PROMPT >>
Copy all lines in which the word "condensed" can be found.

RECORDS FOR THE TASK >>
· · · · ·

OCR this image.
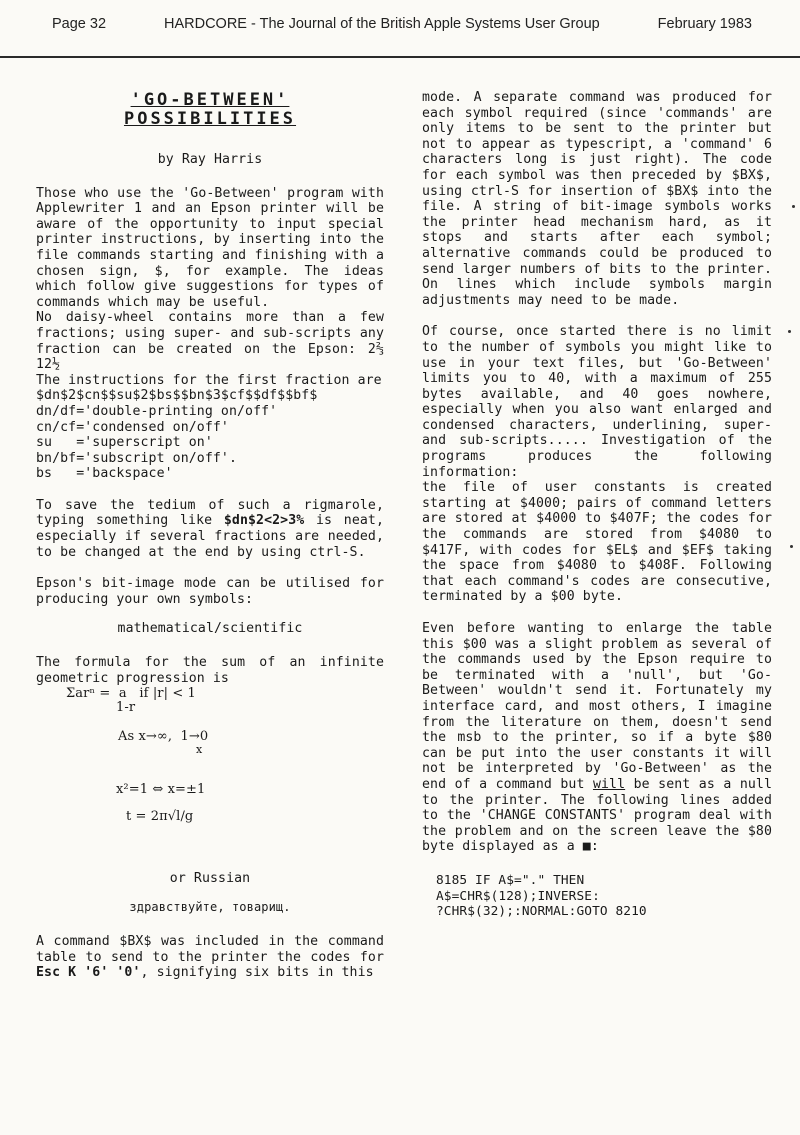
Page 32	HARDCORE - The Journal of the British Apple Systems User Group	February 1983
'GO-BETWEEN'
POSSIBILITIES
by Ray Harris

Those who use the 'Go-Between' program with Applewriter 1 and an Epson printer will be aware of the opportunity to input special printer instructions, by inserting into the file commands starting and finishing with a chosen sign, $, for example. The ideas which follow give suggestions for types of commands which may be useful.

No daisy-wheel contains more than a few fractions; using super- and sub-scripts any fraction can be created on the Epson: 2⅔ 12½

The instructions for the first fraction are

$dn$2$cn$$su$2$bs$$bn$3$cf$$df$$bf$
dn/df='double-printing on/off'
cn/cf='condensed on/off'
su   ='superscript on'
bn/bf='subscript on/off'.
bs   ='backspace'

To save the tedium of such a rigmarole, typing something like $dn$2<2>3% is neat, especially if several fractions are needed, to be changed at the end by using ctrl-S.

Epson's bit-image mode can be utilised for producing your own symbols:

mathematical/scientific

The formula for the sum of an infinite geometric progression is

Σarⁿ =  a   if |r| < 1
1-r
As x→∞,  1→0
x
x²=1 ⇔ x=±1
t = 2π√l/g
or Russian
здравствуйте, товарищ.

A command $BX$ was included in the command table to send to the printer the codes for Esc K '6' '0', signifying six bits in this

mode. A separate command was produced for each symbol required (since 'commands' are only items to be sent to the printer but not to appear as typescript, a 'command' 6 characters long is just right). The code for each symbol was then preceded by $BX$, using ctrl-S for insertion of $BX$ into the file. A string of bit-image symbols works the printer head mechanism hard, as it stops and starts after each symbol; alternative commands could be produced to send larger numbers of bits to the printer. On lines which include symbols margin adjustments may need to be made.

Of course, once started there is no limit to the number of symbols you might like to use in your text files, but 'Go-Between' limits you to 40, with a maximum of 255 bytes available, and 40 goes nowhere, especially when you also want enlarged and condensed characters, underlining, super- and sub-scripts..... Investigation of the programs produces the following information:

the file of user constants is created starting at $4000; pairs of command letters are stored at $4000 to $407F; the codes for the commands are stored from $4080 to $417F, with codes for $EL$ and $EF$ taking the space from $4080 to $408F. Following that each command's codes are consecutive, terminated by a $00 byte.

Even before wanting to enlarge the table this $00 was a slight problem as several of the commands used by the Epson require to be terminated with a 'null', but 'Go-Between' wouldn't send it. Fortunately my interface card, and most others, I imagine from the literature on them, doesn't send the msb to the printer, so if a byte $80 can be put into the user constants it will not be interpreted by 'Go-Between' as the end of a command but will be sent as a null to the printer. The following lines added to the 'CHANGE CONSTANTS' program deal with the problem and on the screen leave the $80 byte displayed as a ■:

8185 IF A$="." THEN
A$=CHR$(128);INVERSE:
?CHR$(32);:NORMAL:GOTO 8210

· · · · ·

COMPLETE ANSWER >>
cn/cf='condensed on/off'
Of course, once started there is no limit to the number of symbols you might like to use in your text files, but 'Go-Between' limits you to 40, with a maximum of 255 bytes available, and 40 goes nowhere, especially when you also want enlarged and condensed characters, underlining, super- and sub-scripts..... Investigation of the programs produces the following information:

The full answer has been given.